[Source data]
>> Start

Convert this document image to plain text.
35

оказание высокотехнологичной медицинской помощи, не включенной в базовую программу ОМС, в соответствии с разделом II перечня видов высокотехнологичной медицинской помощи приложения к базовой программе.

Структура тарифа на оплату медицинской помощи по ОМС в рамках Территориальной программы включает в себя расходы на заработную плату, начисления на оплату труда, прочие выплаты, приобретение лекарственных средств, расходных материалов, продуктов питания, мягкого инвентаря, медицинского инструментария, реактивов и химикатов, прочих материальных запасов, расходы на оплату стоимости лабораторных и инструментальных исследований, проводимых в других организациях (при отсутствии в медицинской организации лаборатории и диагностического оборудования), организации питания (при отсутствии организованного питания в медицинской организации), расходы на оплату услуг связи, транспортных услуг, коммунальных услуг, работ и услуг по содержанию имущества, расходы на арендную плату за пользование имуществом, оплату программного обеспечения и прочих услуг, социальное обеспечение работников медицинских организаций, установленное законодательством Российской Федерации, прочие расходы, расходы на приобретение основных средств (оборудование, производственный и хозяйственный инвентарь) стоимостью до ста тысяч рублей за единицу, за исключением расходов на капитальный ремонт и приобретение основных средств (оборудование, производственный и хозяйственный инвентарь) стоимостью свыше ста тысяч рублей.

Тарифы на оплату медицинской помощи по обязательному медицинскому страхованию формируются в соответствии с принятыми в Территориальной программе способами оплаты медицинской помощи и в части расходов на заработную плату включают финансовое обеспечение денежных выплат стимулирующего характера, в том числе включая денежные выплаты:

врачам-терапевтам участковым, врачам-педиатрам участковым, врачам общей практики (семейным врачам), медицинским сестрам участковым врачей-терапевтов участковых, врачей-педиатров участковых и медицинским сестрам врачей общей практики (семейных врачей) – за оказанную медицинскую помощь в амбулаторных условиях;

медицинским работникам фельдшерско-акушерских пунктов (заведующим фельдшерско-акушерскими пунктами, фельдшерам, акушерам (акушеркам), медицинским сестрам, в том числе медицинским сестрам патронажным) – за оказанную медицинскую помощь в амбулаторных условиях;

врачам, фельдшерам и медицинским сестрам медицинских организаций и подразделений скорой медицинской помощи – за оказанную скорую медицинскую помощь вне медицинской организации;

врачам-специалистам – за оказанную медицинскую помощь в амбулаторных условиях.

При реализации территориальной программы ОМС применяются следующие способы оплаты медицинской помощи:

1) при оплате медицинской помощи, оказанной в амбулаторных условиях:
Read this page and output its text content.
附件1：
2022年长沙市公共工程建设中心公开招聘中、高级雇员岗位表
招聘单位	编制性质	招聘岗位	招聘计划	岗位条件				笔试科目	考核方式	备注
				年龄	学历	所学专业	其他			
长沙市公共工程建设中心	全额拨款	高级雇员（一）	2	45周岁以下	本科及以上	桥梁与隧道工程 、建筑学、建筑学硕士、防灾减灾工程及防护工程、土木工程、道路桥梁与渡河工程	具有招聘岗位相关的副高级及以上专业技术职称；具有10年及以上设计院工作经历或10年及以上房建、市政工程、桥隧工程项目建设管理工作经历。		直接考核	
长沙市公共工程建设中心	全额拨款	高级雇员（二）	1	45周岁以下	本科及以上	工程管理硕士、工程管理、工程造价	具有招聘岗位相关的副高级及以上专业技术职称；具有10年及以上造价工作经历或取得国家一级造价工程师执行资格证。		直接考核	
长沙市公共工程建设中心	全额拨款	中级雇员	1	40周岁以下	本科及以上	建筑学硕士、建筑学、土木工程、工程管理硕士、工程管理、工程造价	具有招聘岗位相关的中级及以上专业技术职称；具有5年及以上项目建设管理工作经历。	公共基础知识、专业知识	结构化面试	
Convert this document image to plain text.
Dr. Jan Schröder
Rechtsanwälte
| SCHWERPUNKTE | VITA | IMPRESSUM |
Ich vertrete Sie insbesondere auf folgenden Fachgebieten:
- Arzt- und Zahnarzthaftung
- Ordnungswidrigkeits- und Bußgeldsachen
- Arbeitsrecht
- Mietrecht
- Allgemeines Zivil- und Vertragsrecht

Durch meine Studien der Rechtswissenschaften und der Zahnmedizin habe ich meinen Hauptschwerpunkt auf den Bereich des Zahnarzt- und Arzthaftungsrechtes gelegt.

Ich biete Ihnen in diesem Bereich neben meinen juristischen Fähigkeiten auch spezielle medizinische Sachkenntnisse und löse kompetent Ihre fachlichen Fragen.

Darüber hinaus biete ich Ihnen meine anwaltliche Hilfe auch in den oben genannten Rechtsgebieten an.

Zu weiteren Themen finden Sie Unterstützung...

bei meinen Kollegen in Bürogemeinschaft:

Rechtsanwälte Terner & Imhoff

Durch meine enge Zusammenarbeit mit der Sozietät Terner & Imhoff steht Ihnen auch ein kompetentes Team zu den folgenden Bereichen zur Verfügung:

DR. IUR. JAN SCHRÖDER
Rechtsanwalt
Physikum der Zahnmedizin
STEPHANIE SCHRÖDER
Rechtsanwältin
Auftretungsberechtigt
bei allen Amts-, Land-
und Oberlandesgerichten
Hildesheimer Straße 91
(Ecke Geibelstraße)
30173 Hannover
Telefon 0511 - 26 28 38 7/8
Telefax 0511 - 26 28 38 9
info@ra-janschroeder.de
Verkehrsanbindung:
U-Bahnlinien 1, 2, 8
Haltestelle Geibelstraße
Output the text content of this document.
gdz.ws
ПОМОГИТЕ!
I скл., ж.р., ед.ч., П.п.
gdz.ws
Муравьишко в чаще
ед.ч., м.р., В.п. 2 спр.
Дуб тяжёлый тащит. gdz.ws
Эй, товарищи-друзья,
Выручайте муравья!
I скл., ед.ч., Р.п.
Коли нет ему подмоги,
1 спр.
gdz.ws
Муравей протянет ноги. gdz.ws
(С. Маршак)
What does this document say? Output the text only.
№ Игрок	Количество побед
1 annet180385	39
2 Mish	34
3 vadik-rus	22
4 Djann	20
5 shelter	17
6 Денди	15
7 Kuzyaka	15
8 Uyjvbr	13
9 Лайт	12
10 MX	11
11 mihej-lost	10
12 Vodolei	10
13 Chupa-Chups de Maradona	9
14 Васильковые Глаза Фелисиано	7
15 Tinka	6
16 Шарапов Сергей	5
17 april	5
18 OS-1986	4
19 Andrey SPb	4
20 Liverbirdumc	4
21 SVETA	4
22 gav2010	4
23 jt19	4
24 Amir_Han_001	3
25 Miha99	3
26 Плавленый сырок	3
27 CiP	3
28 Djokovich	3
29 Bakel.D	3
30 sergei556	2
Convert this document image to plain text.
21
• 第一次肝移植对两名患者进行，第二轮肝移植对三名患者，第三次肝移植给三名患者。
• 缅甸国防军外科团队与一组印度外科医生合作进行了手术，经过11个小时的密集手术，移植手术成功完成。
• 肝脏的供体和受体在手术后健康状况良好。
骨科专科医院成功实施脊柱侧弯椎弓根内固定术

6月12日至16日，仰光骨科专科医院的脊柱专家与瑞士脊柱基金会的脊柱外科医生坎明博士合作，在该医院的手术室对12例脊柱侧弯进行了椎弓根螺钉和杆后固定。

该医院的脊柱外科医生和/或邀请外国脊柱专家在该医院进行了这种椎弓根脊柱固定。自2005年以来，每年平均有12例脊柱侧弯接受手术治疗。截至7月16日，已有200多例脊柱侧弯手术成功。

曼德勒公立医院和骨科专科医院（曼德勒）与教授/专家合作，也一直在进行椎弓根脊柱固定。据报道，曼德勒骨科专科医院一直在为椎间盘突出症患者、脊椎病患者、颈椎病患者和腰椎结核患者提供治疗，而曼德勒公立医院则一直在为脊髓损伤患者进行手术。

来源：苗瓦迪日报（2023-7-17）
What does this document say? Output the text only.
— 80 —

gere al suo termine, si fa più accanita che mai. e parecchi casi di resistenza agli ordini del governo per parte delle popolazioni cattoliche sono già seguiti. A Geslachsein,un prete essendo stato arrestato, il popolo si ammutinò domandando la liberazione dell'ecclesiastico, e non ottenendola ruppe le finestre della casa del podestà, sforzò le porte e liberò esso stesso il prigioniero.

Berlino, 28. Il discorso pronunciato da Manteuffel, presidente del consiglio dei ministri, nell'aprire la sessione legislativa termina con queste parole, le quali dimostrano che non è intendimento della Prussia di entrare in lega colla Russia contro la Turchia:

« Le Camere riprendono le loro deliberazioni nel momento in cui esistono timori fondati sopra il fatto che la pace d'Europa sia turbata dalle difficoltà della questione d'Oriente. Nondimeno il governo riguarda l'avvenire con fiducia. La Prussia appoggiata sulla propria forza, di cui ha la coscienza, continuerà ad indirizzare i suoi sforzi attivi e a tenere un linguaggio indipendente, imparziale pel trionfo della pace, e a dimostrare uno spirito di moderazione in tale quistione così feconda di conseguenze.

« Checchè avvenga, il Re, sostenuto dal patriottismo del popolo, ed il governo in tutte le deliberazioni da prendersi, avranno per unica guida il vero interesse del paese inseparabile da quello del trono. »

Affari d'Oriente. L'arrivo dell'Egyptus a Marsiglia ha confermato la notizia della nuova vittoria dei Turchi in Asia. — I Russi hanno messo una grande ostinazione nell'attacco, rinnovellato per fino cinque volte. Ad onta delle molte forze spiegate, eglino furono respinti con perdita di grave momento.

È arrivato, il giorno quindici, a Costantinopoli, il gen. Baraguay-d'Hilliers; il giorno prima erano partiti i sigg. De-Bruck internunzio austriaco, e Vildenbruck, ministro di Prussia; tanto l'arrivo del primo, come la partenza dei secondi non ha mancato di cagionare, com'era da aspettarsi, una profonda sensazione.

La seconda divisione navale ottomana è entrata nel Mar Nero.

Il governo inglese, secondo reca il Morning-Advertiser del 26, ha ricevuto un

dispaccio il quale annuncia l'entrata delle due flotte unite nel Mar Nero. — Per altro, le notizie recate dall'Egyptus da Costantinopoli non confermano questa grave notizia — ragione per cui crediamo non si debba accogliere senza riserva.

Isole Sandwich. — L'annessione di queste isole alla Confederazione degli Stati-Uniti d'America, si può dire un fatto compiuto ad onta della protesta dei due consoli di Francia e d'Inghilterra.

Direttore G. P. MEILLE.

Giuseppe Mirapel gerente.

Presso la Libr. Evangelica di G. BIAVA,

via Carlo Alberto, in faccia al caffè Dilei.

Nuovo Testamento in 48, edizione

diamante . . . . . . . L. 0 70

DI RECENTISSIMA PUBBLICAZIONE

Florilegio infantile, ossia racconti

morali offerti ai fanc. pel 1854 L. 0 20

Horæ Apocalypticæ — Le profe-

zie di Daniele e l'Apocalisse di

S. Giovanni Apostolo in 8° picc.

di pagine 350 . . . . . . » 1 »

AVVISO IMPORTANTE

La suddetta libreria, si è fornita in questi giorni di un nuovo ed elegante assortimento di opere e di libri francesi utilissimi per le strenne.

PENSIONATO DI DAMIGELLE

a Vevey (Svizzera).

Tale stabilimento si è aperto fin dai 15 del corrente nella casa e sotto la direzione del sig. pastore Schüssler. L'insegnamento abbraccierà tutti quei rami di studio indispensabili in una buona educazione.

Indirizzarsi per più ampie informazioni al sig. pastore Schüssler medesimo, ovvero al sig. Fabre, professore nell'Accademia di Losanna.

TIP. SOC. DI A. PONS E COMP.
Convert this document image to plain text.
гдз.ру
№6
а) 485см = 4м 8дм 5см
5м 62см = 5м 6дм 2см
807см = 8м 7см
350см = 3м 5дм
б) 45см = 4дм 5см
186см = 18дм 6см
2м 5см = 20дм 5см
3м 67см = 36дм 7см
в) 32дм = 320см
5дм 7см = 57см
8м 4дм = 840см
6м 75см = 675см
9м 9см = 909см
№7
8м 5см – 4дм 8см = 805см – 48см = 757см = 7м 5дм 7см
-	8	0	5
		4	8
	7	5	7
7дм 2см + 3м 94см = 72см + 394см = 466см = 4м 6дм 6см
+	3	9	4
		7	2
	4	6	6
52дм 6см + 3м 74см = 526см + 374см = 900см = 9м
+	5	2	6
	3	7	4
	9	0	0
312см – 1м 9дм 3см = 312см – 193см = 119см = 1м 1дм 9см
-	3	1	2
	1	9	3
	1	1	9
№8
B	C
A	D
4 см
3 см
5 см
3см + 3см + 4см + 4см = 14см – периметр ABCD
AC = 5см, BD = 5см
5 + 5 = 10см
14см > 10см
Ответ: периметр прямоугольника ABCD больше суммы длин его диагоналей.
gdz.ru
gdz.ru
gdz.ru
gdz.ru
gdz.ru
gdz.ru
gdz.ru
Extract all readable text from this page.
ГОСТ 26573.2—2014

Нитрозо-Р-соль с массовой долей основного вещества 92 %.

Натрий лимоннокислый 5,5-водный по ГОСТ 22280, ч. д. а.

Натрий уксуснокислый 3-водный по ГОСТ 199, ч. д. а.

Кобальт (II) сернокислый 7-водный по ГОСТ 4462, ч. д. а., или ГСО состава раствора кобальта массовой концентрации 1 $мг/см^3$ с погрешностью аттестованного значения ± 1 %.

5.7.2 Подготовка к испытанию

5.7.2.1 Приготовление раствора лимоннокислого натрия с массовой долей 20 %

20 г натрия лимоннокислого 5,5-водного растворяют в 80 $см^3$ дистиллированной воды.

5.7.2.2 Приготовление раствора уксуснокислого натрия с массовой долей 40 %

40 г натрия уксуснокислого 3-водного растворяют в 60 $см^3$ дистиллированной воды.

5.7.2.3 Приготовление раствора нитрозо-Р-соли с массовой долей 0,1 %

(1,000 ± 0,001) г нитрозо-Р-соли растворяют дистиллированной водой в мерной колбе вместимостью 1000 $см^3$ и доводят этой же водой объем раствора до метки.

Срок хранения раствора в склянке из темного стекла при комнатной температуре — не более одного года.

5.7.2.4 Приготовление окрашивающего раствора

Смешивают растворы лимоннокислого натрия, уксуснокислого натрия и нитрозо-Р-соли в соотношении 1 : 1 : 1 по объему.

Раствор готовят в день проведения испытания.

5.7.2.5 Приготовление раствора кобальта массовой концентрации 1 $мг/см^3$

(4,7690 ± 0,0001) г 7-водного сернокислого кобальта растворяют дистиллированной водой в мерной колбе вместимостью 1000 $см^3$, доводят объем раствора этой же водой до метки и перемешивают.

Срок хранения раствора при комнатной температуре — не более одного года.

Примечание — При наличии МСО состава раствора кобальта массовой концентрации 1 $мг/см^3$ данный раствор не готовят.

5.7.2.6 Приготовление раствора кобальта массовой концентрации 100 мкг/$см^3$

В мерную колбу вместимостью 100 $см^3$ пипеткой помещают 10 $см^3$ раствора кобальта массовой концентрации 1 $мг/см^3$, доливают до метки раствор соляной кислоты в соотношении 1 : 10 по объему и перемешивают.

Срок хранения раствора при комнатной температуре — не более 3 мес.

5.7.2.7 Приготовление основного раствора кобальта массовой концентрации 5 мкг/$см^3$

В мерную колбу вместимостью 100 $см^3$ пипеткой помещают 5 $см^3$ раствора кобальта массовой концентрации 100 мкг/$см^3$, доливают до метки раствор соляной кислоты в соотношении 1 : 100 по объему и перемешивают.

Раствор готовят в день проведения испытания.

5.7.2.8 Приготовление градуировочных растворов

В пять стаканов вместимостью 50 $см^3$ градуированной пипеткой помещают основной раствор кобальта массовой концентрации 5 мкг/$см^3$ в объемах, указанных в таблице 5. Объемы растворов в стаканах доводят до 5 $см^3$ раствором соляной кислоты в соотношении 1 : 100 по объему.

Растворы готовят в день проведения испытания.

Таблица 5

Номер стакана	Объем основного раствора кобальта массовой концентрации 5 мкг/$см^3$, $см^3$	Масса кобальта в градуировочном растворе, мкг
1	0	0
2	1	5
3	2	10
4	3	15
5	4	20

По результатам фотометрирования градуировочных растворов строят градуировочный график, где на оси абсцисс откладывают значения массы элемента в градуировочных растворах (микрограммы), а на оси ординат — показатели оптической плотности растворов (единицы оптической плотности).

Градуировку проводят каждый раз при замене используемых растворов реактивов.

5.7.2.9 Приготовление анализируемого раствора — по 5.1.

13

>> End

Aim of the exercise - List each line holding the string "этой".

Expected output -
(1,000 ± 0,001) г нитрозо-Р-соли растворяют дистиллированной водой в мерной колбе вместимостью 1000 $см^3$ и доводят этой же водой объем раствора до метки.
(4,7690 ± 0,0001) г 7-водного сернокислого кобальта растворяют дистиллированной водой в мерной колбе вместимостью 1000 $см^3$, доводят объем раствора этой же водой до метки и перемешивают.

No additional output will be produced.